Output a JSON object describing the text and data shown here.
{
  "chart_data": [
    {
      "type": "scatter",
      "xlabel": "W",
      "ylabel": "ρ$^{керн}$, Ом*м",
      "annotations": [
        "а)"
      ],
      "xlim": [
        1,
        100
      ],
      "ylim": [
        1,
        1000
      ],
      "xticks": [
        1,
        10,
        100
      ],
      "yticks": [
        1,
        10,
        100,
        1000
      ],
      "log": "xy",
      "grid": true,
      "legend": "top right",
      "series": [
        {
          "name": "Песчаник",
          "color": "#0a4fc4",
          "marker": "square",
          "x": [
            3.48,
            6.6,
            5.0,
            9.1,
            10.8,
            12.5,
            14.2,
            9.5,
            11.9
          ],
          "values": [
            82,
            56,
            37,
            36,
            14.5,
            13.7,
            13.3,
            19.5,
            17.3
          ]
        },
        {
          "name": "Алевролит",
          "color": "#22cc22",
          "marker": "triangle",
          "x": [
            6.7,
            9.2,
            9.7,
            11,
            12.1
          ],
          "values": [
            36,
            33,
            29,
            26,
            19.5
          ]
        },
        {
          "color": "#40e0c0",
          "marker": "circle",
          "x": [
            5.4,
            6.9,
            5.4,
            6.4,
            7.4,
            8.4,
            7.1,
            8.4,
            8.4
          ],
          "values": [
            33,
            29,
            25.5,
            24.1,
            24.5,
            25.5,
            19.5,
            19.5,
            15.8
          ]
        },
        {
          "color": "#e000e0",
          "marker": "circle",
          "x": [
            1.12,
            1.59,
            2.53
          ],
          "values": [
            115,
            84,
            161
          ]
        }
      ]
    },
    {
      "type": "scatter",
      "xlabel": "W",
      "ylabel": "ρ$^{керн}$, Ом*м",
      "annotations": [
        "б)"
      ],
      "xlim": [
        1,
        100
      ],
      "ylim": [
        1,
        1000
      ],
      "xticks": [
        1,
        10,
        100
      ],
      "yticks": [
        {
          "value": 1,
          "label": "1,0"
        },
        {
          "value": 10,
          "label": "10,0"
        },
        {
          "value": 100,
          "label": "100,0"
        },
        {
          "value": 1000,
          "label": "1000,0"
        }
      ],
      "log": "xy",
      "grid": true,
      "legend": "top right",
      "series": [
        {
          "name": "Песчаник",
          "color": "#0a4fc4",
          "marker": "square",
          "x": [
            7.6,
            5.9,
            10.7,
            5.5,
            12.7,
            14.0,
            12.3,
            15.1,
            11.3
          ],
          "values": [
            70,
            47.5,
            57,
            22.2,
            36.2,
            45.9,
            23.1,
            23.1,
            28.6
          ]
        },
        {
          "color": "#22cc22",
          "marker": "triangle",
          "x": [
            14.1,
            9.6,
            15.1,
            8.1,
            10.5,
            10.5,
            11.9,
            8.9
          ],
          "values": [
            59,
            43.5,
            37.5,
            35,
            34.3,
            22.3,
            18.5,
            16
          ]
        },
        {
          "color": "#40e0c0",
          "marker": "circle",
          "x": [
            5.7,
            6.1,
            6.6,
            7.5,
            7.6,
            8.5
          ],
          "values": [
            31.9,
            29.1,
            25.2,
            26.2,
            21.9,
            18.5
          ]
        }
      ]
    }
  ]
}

___

* [WRITTEN REQUEST]: Repeat all of the records above exactly as they appear.

* [TASK ANSWER]:
Output a JSON object describing the text and data shown here.
{
  "chart_data": [
    {
      "type": "scatter",
      "xlabel": "W",
      "ylabel": "ρ$^{керн}$, Ом*м",
      "annotations": [
        "а)"
      ],
      "xlim": [
        1,
        100
      ],
      "ylim": [
        1,
        1000
      ],
      "xticks": [
        1,
        10,
        100
      ],
      "yticks": [
        1,
        10,
        100,
        1000
      ],
      "log": "xy",
      "grid": true,
      "legend": "top right",
      "series": [
        {
          "name": "Песчаник",
          "color": "#0a4fc4",
          "marker": "square",
          "x": [
            3.48,
            6.6,
            5.0,
            9.1,
            10.8,
            12.5,
            14.2,
            9.5,
            11.9
          ],
          "values": [
            82,
            56,
            37,
            36,
            14.5,
            13.7,
            13.3,
            19.5,
            17.3
          ]
        },
        {
          "name": "Алевролит",
          "color": "#22cc22",
          "marker": "triangle",
          "x": [
            6.7,
            9.2,
            9.7,
            11,
            12.1
          ],
          "values": [
            36,
            33,
            29,
            26,
            19.5
          ]
        },
        {
          "color": "#40e0c0",
          "marker": "circle",
          "x": [
            5.4,
            6.9,
            5.4,
            6.4,
            7.4,
            8.4,
            7.1,
            8.4,
            8.4
          ],
          "values": [
            33,
            29,
            25.5,
            24.1,
            24.5,
            25.5,
            19.5,
            19.5,
            15.8
          ]
        },
        {
          "color": "#e000e0",
          "marker": "circle",
          "x": [
            1.12,
            1.59,
            2.53
          ],
          "values": [
            115,
            84,
            161
          ]
        }
      ]
    },
    {
      "type": "scatter",
      "xlabel": "W",
      "ylabel": "ρ$^{керн}$, Ом*м",
      "annotations": [
        "б)"
      ],
      "xlim": [
        1,
        100
      ],
      "ylim": [
        1,
        1000
      ],
      "xticks": [
        1,
        10,
        100
      ],
      "yticks": [
        {
          "value": 1,
          "label": "1,0"
        },
        {
          "value": 10,
          "label": "10,0"
        },
        {
          "value": 100,
          "label": "100,0"
        },
        {
          "value": 1000,
          "label": "1000,0"
        }
      ],
      "log": "xy",
      "grid": true,
      "legend": "top right",
      "series": [
        {
          "name": "Песчаник",
          "color": "#0a4fc4",
          "marker": "square",
          "x": [
            7.6,
            5.9,
            10.7,
            5.5,
            12.7,
            14.0,
            12.3,
            15.1,
            11.3
          ],
          "values": [
            70,
            47.5,
            57,
            22.2,
            36.2,
            45.9,
            23.1,
            23.1,
            28.6
          ]
        },
        {
          "color": "#22cc22",
          "marker": "triangle",
          "x": [
            14.1,
            9.6,
            15.1,
            8.1,
            10.5,
            10.5,
            11.9,
            8.9
          ],
          "values": [
            59,
            43.5,
            37.5,
            35,
            34.3,
            22.3,
            18.5,
            16
          ]
        },
        {
          "color": "#40e0c0",
          "marker": "circle",
          "x": [
            5.7,
            6.1,
            6.6,
            7.5,
            7.6,
            8.5
          ],
          "values": [
            31.9,
            29.1,
            25.2,
            26.2,
            21.9,
            18.5
          ]
        }
      ]
    }
  ]
}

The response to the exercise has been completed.